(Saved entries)
* * * * * * *

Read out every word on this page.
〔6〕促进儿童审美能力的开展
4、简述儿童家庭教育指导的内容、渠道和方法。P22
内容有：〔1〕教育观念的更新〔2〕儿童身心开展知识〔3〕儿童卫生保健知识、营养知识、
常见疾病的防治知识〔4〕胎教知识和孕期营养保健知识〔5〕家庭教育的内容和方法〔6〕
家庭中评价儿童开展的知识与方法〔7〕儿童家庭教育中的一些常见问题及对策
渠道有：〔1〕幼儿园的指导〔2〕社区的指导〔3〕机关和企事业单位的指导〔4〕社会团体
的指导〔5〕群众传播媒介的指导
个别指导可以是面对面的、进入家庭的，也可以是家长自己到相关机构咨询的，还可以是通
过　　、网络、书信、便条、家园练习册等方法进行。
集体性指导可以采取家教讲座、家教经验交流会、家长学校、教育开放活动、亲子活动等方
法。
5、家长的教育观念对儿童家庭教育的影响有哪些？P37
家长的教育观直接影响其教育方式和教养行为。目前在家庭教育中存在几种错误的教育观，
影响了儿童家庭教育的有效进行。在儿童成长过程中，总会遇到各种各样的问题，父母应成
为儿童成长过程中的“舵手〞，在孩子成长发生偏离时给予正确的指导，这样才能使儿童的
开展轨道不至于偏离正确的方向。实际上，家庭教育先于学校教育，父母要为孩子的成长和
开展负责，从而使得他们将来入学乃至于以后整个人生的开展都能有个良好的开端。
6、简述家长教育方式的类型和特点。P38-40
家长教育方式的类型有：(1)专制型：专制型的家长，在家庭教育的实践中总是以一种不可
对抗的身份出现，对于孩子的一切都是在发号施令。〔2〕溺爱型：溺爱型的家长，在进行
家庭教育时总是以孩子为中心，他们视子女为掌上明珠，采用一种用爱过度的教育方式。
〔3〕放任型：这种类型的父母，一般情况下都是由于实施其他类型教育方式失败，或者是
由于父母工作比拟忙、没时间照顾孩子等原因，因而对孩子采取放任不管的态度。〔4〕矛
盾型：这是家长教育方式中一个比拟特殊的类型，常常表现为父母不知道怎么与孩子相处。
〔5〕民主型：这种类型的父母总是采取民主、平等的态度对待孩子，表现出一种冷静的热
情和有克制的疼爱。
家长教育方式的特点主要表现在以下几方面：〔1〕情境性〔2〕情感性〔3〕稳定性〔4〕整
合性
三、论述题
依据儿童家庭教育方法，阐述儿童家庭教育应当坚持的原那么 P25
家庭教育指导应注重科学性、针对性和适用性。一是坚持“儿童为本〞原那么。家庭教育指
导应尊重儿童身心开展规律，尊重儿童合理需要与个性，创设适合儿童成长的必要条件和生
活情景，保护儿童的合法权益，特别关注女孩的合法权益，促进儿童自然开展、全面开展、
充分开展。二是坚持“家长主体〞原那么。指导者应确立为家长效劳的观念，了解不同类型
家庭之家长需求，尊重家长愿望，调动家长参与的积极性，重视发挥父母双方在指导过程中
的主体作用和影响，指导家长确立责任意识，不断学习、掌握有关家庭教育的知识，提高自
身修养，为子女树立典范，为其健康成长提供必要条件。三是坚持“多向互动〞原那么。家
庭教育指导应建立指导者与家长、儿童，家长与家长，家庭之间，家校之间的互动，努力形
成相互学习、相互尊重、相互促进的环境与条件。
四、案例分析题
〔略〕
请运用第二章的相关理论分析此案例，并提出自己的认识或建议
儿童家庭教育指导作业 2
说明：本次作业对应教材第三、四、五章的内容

* * * * * * *

GOAL —
Make an exact copy of the data above.

TASK RESPONSE —
Read out every word on this page.
〔6〕促进儿童审美能力的开展
4、简述儿童家庭教育指导的内容、渠道和方法。P22
内容有：〔1〕教育观念的更新〔2〕儿童身心开展知识〔3〕儿童卫生保健知识、营养知识、
常见疾病的防治知识〔4〕胎教知识和孕期营养保健知识〔5〕家庭教育的内容和方法〔6〕
家庭中评价儿童开展的知识与方法〔7〕儿童家庭教育中的一些常见问题及对策
渠道有：〔1〕幼儿园的指导〔2〕社区的指导〔3〕机关和企事业单位的指导〔4〕社会团体
的指导〔5〕群众传播媒介的指导
个别指导可以是面对面的、进入家庭的，也可以是家长自己到相关机构咨询的，还可以是通
过　　、网络、书信、便条、家园练习册等方法进行。
集体性指导可以采取家教讲座、家教经验交流会、家长学校、教育开放活动、亲子活动等方
法。
5、家长的教育观念对儿童家庭教育的影响有哪些？P37
家长的教育观直接影响其教育方式和教养行为。目前在家庭教育中存在几种错误的教育观，
影响了儿童家庭教育的有效进行。在儿童成长过程中，总会遇到各种各样的问题，父母应成
为儿童成长过程中的“舵手〞，在孩子成长发生偏离时给予正确的指导，这样才能使儿童的
开展轨道不至于偏离正确的方向。实际上，家庭教育先于学校教育，父母要为孩子的成长和
开展负责，从而使得他们将来入学乃至于以后整个人生的开展都能有个良好的开端。
6、简述家长教育方式的类型和特点。P38-40
家长教育方式的类型有：(1)专制型：专制型的家长，在家庭教育的实践中总是以一种不可
对抗的身份出现，对于孩子的一切都是在发号施令。〔2〕溺爱型：溺爱型的家长，在进行
家庭教育时总是以孩子为中心，他们视子女为掌上明珠，采用一种用爱过度的教育方式。
〔3〕放任型：这种类型的父母，一般情况下都是由于实施其他类型教育方式失败，或者是
由于父母工作比拟忙、没时间照顾孩子等原因，因而对孩子采取放任不管的态度。〔4〕矛
盾型：这是家长教育方式中一个比拟特殊的类型，常常表现为父母不知道怎么与孩子相处。
〔5〕民主型：这种类型的父母总是采取民主、平等的态度对待孩子，表现出一种冷静的热
情和有克制的疼爱。
家长教育方式的特点主要表现在以下几方面：〔1〕情境性〔2〕情感性〔3〕稳定性〔4〕整
合性
三、论述题
依据儿童家庭教育方法，阐述儿童家庭教育应当坚持的原那么 P25
家庭教育指导应注重科学性、针对性和适用性。一是坚持“儿童为本〞原那么。家庭教育指
导应尊重儿童身心开展规律，尊重儿童合理需要与个性，创设适合儿童成长的必要条件和生
活情景，保护儿童的合法权益，特别关注女孩的合法权益，促进儿童自然开展、全面开展、
充分开展。二是坚持“家长主体〞原那么。指导者应确立为家长效劳的观念，了解不同类型
家庭之家长需求，尊重家长愿望，调动家长参与的积极性，重视发挥父母双方在指导过程中
的主体作用和影响，指导家长确立责任意识，不断学习、掌握有关家庭教育的知识，提高自
身修养，为子女树立典范，为其健康成长提供必要条件。三是坚持“多向互动〞原那么。家
庭教育指导应建立指导者与家长、儿童，家长与家长，家庭之间，家校之间的互动，努力形
成相互学习、相互尊重、相互促进的环境与条件。
四、案例分析题
〔略〕
请运用第二章的相关理论分析此案例，并提出自己的认识或建议
儿童家庭教育指导作业 2
说明：本次作业对应教材第三、四、五章的内容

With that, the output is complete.